* **PROBLEM TO WORK ON**
How many lines in this data contain the string "screenshot"? Reply with the number only.

═════ DATA ═════

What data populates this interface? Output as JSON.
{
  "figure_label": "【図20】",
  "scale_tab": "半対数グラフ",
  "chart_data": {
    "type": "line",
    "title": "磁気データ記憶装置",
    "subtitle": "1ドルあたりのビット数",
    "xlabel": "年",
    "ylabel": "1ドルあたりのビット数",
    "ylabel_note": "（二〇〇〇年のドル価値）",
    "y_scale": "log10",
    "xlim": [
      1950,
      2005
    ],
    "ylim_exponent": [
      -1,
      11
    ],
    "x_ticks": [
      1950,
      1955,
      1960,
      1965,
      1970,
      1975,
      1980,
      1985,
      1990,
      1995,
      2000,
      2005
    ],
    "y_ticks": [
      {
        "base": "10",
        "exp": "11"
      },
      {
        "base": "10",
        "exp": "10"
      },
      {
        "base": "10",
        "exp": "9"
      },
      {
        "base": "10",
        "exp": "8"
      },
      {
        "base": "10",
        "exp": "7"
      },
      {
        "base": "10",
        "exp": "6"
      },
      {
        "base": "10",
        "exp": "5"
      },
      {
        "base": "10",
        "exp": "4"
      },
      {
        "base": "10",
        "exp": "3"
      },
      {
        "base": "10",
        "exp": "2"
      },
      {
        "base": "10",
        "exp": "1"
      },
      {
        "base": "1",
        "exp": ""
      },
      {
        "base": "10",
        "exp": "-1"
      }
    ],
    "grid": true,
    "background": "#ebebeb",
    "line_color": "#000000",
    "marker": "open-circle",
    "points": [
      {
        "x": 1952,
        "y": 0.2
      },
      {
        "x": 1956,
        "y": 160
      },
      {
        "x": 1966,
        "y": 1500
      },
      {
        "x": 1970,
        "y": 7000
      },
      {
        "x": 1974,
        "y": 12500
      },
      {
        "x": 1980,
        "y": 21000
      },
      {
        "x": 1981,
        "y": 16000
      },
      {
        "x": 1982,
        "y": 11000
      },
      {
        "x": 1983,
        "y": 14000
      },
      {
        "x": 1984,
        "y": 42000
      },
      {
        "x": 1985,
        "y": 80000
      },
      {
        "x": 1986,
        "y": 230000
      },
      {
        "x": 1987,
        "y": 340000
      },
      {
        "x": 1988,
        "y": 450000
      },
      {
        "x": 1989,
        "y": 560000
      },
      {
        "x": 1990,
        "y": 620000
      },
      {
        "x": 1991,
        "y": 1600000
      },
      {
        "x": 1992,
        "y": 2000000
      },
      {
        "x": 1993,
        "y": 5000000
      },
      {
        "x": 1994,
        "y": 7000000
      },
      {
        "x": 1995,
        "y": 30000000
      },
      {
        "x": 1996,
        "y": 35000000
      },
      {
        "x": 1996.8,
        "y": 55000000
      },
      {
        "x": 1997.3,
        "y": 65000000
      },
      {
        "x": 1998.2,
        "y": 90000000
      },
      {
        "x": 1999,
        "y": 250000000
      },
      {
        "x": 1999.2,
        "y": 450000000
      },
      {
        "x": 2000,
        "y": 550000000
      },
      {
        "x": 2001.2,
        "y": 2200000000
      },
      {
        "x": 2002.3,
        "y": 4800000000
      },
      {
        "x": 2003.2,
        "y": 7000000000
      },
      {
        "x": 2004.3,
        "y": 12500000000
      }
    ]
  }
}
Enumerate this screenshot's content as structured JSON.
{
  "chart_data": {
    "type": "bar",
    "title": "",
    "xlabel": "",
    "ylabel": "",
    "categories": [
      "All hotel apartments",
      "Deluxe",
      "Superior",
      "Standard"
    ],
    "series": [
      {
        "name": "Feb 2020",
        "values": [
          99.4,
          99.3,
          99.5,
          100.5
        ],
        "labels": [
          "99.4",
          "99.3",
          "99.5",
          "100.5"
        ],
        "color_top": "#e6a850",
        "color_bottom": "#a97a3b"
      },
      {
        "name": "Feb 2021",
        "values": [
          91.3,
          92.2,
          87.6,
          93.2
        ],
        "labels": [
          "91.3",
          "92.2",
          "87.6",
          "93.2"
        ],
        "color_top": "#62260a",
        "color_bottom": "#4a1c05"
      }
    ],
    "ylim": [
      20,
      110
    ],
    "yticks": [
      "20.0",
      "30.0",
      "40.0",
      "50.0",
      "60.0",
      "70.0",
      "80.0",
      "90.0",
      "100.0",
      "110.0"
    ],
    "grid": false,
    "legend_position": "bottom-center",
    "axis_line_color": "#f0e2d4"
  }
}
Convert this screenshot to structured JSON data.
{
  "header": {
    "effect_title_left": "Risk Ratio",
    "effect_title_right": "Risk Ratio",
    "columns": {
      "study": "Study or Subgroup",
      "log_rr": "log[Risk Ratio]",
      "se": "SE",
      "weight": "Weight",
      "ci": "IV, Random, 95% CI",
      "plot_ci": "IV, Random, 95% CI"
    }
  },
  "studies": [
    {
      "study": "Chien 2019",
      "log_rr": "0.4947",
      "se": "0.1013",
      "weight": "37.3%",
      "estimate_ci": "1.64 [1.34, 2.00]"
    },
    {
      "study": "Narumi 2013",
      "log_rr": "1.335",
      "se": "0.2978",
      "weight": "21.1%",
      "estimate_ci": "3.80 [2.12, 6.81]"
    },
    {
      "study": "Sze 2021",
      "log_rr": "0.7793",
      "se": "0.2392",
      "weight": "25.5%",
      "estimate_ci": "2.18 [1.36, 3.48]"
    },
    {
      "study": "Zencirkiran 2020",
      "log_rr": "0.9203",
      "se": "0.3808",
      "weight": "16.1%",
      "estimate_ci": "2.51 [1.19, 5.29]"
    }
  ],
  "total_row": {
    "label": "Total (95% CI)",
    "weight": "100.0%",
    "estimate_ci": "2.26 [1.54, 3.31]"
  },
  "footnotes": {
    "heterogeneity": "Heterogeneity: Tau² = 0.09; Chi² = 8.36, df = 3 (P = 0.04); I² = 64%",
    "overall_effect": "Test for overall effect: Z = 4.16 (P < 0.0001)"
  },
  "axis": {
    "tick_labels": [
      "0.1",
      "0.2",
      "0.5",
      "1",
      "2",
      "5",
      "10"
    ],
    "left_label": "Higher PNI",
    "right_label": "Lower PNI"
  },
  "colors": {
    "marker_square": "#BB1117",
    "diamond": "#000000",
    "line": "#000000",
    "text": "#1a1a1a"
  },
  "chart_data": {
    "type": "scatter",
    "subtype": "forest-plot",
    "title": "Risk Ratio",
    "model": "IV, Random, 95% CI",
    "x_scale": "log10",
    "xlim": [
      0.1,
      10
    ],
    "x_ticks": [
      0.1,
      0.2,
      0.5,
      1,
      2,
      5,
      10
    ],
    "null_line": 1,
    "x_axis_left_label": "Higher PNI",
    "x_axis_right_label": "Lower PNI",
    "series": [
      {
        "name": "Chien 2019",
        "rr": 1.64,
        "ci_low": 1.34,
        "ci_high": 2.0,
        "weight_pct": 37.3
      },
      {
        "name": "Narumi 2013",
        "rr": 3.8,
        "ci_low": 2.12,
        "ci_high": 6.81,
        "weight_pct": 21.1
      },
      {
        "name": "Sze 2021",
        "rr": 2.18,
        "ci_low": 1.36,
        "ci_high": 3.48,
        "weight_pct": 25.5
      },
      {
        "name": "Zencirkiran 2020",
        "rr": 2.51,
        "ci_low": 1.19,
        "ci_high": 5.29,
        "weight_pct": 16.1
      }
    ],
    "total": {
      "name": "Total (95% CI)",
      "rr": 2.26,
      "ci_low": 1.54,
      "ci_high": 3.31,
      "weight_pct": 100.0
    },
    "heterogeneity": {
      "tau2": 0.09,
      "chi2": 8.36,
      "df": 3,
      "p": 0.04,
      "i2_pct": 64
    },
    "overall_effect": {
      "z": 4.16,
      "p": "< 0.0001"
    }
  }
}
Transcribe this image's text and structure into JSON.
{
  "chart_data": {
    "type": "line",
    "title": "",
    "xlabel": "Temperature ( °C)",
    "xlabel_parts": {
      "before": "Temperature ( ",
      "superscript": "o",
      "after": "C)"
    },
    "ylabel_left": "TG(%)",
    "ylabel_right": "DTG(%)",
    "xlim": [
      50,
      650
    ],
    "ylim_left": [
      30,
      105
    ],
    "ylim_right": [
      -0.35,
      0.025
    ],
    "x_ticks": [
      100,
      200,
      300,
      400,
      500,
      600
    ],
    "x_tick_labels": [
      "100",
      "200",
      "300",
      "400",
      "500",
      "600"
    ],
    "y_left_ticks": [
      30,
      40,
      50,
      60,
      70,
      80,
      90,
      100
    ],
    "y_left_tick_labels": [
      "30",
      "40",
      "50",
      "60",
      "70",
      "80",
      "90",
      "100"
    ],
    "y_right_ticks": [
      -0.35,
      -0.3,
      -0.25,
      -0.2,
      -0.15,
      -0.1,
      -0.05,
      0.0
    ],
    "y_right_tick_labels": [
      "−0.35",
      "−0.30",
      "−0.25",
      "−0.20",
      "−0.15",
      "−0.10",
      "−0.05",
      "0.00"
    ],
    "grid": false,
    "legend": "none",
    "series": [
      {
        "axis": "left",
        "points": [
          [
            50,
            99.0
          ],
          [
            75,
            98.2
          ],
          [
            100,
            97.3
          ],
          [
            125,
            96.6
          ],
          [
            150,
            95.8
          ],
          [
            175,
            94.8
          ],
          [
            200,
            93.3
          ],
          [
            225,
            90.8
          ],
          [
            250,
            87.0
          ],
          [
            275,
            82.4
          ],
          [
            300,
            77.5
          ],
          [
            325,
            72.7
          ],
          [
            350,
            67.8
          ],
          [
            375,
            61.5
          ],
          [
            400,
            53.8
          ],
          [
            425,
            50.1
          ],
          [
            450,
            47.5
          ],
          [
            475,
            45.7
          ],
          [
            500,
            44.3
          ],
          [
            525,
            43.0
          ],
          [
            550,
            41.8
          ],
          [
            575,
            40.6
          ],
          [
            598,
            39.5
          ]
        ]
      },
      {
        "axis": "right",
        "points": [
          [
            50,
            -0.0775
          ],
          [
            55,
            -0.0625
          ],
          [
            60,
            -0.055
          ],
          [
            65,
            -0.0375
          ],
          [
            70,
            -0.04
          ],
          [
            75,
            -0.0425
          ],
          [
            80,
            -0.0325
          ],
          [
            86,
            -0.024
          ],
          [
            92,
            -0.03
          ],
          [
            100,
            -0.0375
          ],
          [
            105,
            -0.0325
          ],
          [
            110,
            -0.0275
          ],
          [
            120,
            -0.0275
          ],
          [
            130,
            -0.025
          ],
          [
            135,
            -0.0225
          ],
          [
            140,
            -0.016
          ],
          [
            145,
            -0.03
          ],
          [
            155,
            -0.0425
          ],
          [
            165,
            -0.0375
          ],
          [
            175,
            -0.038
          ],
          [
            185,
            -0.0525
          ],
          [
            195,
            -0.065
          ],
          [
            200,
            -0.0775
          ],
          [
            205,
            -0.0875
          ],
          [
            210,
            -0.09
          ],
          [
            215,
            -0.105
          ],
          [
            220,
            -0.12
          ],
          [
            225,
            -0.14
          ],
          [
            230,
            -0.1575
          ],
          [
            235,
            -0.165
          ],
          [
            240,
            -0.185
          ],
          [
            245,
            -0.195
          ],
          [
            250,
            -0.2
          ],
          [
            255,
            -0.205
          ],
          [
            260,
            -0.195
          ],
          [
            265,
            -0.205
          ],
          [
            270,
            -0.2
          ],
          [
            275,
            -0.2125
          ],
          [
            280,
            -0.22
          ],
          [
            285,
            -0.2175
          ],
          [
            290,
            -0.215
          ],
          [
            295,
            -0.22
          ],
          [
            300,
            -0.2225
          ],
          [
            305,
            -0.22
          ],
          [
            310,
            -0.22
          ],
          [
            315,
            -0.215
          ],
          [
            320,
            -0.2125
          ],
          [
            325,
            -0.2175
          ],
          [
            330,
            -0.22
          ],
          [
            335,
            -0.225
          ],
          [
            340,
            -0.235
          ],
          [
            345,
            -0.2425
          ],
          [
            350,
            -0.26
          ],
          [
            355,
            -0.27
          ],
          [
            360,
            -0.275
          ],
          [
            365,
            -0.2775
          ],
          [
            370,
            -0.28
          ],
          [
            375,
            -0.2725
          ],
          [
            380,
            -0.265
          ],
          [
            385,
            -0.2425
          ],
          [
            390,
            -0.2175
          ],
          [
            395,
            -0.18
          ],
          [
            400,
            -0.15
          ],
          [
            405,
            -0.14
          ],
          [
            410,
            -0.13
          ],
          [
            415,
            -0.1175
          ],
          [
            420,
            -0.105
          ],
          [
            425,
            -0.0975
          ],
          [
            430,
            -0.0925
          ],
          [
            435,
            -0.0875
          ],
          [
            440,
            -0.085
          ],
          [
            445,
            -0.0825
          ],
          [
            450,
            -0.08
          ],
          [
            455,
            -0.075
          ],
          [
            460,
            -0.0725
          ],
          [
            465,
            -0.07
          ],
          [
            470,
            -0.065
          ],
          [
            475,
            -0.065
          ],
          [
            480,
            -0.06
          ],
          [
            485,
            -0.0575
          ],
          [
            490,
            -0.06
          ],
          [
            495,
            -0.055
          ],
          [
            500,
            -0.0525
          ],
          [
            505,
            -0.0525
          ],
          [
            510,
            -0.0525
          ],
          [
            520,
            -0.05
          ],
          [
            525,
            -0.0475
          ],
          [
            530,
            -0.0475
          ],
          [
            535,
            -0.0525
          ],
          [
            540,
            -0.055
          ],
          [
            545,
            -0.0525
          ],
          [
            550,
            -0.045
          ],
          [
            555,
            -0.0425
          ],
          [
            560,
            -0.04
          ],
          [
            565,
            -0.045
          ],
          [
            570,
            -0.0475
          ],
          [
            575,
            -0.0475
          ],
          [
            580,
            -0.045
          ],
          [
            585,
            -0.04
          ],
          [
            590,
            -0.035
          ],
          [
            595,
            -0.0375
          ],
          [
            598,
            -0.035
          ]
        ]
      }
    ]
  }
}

═════

* **REPLY TO THE TASK**
2